> **SET EXERCISE**: Return each line of the records holding the string "text".

> **DATA FOR PROCESSING**:
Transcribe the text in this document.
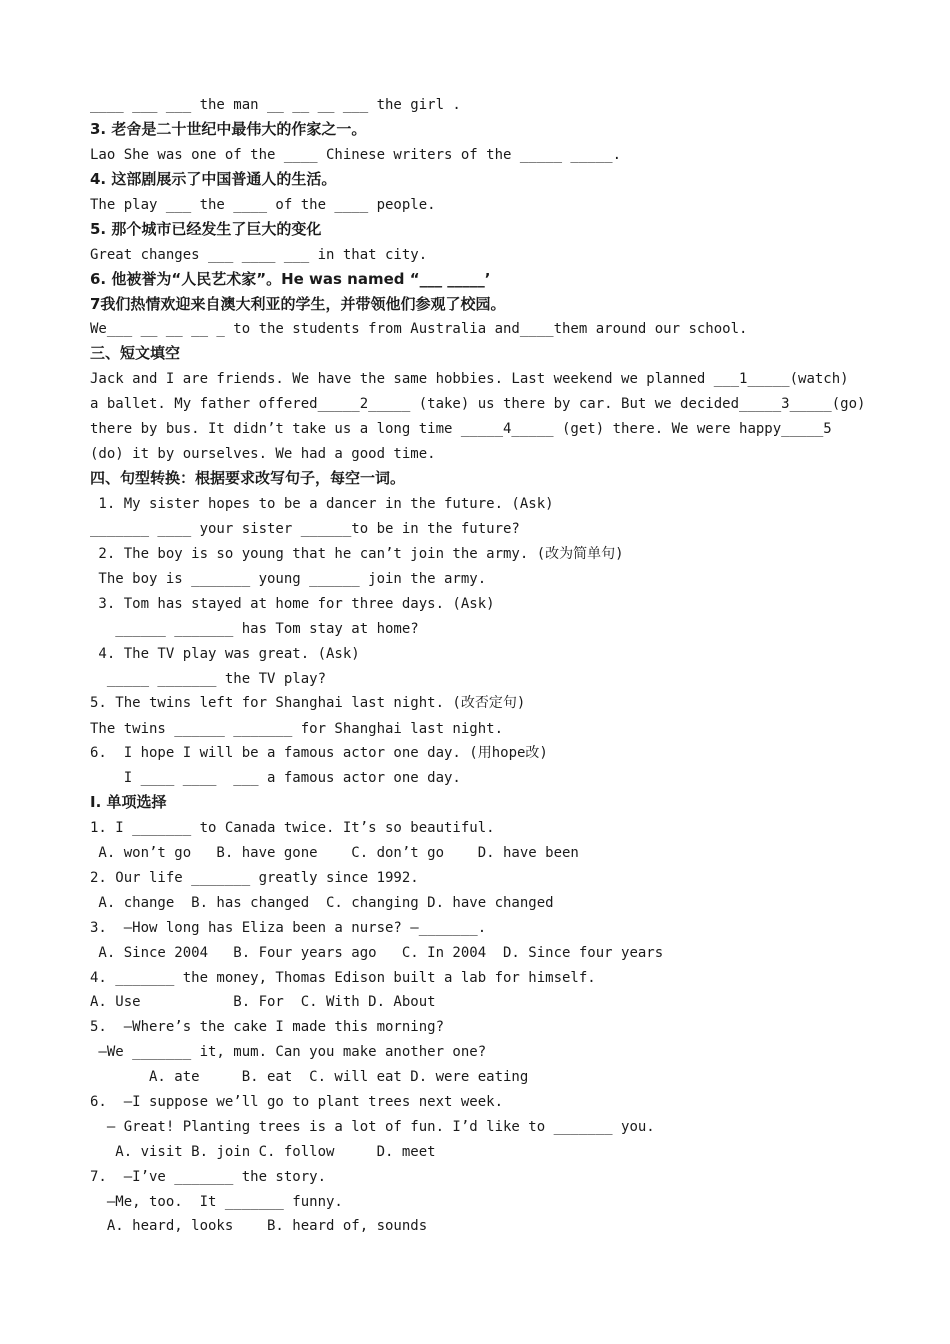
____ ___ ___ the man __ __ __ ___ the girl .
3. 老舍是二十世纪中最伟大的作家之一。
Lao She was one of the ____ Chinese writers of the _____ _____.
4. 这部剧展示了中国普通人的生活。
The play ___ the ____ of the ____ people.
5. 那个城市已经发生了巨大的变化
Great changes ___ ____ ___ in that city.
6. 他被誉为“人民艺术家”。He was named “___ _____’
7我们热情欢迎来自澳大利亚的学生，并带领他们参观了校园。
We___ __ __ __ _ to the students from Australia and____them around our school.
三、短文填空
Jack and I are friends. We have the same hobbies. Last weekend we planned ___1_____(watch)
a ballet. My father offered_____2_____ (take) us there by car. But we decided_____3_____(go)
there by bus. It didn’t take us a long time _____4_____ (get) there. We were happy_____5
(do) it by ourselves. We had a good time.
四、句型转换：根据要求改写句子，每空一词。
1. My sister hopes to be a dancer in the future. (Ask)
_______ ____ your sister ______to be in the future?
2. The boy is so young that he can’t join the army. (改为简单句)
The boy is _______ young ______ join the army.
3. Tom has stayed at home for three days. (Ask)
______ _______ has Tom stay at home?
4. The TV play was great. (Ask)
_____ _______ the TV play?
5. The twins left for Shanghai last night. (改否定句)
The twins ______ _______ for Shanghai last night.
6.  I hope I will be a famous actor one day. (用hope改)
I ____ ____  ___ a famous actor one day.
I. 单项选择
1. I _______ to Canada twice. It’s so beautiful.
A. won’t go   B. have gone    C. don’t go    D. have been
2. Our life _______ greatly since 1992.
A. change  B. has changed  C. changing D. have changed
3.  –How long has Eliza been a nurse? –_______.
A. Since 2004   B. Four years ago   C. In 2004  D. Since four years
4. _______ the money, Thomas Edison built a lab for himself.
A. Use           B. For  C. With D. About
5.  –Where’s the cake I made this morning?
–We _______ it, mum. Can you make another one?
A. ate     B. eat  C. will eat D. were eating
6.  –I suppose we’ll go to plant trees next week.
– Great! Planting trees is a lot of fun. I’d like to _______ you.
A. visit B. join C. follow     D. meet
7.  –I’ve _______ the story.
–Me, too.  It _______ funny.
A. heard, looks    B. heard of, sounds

---

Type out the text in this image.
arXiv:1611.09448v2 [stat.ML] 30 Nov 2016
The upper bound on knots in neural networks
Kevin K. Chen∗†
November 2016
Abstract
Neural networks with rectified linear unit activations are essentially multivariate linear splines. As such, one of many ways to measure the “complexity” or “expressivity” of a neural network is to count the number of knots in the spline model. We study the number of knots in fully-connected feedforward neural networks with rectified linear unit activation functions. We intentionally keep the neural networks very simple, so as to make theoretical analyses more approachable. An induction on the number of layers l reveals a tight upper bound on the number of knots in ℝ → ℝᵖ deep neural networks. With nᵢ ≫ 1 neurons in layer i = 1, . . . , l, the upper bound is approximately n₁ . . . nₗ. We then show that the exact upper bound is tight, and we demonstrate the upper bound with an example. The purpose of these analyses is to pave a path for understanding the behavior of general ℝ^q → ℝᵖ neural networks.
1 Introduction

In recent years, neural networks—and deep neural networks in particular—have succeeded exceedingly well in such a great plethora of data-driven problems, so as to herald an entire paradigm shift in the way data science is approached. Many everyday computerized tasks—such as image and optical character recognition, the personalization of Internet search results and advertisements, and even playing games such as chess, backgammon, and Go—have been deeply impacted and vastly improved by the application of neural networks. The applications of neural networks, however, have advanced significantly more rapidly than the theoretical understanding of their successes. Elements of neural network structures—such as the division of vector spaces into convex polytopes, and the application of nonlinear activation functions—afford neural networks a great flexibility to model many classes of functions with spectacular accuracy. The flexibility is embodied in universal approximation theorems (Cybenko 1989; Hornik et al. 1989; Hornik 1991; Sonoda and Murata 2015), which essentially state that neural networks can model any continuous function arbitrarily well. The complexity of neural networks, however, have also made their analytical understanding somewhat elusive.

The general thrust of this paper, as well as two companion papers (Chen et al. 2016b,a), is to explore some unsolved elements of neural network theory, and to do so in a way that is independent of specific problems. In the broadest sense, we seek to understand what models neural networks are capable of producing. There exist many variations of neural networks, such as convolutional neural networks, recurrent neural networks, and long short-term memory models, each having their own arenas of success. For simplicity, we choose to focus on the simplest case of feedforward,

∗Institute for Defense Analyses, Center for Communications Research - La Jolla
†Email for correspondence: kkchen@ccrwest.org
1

> **REPLY**:
Transcribe the text in this document.
Type out the text in this image.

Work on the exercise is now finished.